■ УЧЕБНЫЕ ЗАДАНИЯ
A: Перечислите все вещества, кроме продуктов питания, которые названы в рассказе об операции.
B: Продолжите рассказ об операции, начав сразу после его последнего предложения.

■ ФРАГМЕНТ ТЕКСТА
В сияющей, как большой театр, операционной мою голову накрывают пропитанной спиртом белоснежной простыней. Я буквально задыхаюсь под ней от ненавистных паров спирта. Вот приходит врач. Его появление сродни появлению иерарха: «Укольчик. Болевая чувствительность снимается новокаином, а вот тактильная – нет, так уж ты терпи».
– А чего это у него кожа такая? – спрашивает операционная сестра.
– Скипидаром натирался.
Опять скептическое молчание. Мою шею мнут и режут, режут и мнут.
– Эй, Александр, – слышу я голос врача, – ты жив или нет, скажи что-нибудь.
Сказать у меня ничего не получается.
– Ну, или подай какой-нибудь знак, не молчи как партизан, а то мы тут думаем и уж не знаем – жив ты или нет.
Да и я сам не знаю. Однако с трудом достаю руку из-под простыни и каких-то тяжелых покрывал и машу врачам и сестрам – своеобразное приветствие. Операция продолжается. Врач, копашась в моей шее, заводит невинный разговор с операционными сестрами о запеченном палтусе, которого планировалось приготовить на даче. Но теперь уж не успеют – внеплановая операция. Далее следуют пикантные подробности, как готовить палтус.

Сохранённые записи данных
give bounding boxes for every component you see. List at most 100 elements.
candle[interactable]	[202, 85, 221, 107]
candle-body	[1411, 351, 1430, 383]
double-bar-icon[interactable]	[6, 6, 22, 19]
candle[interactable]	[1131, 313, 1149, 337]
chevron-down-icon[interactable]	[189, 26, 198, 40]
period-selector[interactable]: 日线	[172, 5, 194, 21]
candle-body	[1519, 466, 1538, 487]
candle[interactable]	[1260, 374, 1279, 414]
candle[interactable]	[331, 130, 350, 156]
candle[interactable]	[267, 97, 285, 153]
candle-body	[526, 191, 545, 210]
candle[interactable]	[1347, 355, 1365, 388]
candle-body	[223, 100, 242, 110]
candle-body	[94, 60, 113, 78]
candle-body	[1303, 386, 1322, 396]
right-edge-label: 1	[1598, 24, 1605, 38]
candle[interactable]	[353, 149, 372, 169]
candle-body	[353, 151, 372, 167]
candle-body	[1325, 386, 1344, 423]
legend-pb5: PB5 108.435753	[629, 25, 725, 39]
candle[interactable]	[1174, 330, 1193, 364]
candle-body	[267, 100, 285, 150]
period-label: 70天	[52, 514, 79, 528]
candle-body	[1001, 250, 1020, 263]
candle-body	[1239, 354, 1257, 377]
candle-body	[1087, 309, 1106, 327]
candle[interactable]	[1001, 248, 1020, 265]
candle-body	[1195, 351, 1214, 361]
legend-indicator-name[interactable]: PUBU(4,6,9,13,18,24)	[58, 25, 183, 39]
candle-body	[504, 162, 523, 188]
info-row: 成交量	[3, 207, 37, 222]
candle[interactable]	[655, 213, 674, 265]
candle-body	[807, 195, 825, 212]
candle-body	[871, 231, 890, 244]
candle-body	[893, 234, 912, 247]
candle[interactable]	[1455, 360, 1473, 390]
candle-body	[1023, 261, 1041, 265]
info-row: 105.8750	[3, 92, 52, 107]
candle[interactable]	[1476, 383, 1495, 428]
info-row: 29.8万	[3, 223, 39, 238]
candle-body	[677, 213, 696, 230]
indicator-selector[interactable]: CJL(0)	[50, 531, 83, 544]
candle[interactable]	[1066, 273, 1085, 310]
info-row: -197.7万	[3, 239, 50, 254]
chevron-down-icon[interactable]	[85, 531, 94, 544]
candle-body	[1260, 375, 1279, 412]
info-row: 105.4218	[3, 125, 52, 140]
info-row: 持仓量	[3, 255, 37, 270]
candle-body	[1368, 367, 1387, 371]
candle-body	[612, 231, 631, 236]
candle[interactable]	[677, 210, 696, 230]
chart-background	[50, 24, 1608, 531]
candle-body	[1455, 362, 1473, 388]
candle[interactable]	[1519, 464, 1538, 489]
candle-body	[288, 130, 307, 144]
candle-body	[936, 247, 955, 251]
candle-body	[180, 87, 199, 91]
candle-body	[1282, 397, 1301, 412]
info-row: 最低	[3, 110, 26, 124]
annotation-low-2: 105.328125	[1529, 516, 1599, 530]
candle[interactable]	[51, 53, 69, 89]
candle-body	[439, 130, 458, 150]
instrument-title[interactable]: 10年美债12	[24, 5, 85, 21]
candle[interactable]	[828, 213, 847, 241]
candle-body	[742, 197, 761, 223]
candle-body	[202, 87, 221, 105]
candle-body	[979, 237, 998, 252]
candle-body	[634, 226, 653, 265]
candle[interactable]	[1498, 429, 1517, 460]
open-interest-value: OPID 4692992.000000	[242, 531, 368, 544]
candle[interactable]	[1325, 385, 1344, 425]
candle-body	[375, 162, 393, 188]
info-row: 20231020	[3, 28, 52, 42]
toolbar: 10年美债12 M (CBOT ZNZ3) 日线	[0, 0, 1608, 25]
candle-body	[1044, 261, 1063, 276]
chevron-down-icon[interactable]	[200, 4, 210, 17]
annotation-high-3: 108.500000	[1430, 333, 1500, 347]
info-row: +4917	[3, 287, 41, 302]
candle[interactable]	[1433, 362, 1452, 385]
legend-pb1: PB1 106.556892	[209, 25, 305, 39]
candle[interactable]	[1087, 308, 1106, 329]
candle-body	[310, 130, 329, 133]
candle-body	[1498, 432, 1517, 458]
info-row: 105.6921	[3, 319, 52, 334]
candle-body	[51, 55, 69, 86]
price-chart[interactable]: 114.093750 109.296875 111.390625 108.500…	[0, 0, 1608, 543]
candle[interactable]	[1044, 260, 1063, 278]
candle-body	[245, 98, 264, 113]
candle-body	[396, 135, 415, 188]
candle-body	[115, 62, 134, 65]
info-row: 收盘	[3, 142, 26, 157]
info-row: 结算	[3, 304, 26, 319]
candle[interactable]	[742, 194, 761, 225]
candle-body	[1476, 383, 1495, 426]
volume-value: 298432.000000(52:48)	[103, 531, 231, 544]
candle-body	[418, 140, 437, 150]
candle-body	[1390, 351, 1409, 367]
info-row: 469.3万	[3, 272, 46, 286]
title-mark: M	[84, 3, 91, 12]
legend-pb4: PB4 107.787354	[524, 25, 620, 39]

■ ОТВЕТЫ К ЗАДАНИЯМ
A: Спирт, новокаин, скипидар.

B:
Я думаю, что врачи во время операции говорят о посторонних вещах, чтобы успокоить больных. Не думаю, что, глядя на мою развороченную, истекающую кровью шею, врач захотел палтуса. Не вампир же он?
Возвращают меня назад в палату на той же каталке, что и привезли, с шеей, замотанной в бинты. Вставляют дренаж с пластмассовой посудиной для оттока жидкости, ставят холод – ледышку, завернутую в плотную материю, дают кучу таблеток. Среди прочего колют уколы. Антибиотики – догадываюсь я. И тут же вспоминаю крылатое выражение Караваева «антибиотики-идиотики», которым он напутствовал своих пациентов. Я опять чувствую себя предателем.
Не нужно разжевывать таблетки
Таблетки, которыми меня потчевали, я пытался сразу не глотать. Вспомнил, что Караваев говорил: «чтобы понять, хорошее или дурное лекарство, его следует долго держать на языке – ощутить его вкус». Я разжевывал таблетки и пытался проглотить полученную таким образом кашицу. Боже, какая это гадость! Меня чуть не вырвало. Последнюю таблетку, маленькую, белую, я бросил под кровать. Это был демидрол, морфин или что-то в этом духе. Я не спал всю ночь. Мне мерещилось, что кто-то настойчиво и безутешно зовет маму.
Мне опять казалось, что я умираю. И вдруг ясно и отчетливо, совершенно вроде бы не к месту, я вспомнил роман Надежды Тэффи «Воспоминание». До последней буковки вспомнил, до последней запятой. Бывает же такое. Это удивительно еще и потому, что читал я этот роман мельком, невнимательно. И воспоминание это о «Воспоминании» было настолько сильным, что к горлу подкатил комок и я уткнулся в больничную подушку. Слезы сами брызнули из глаз. «Боже мой, что было с нами в семнадцатом году», – думал я.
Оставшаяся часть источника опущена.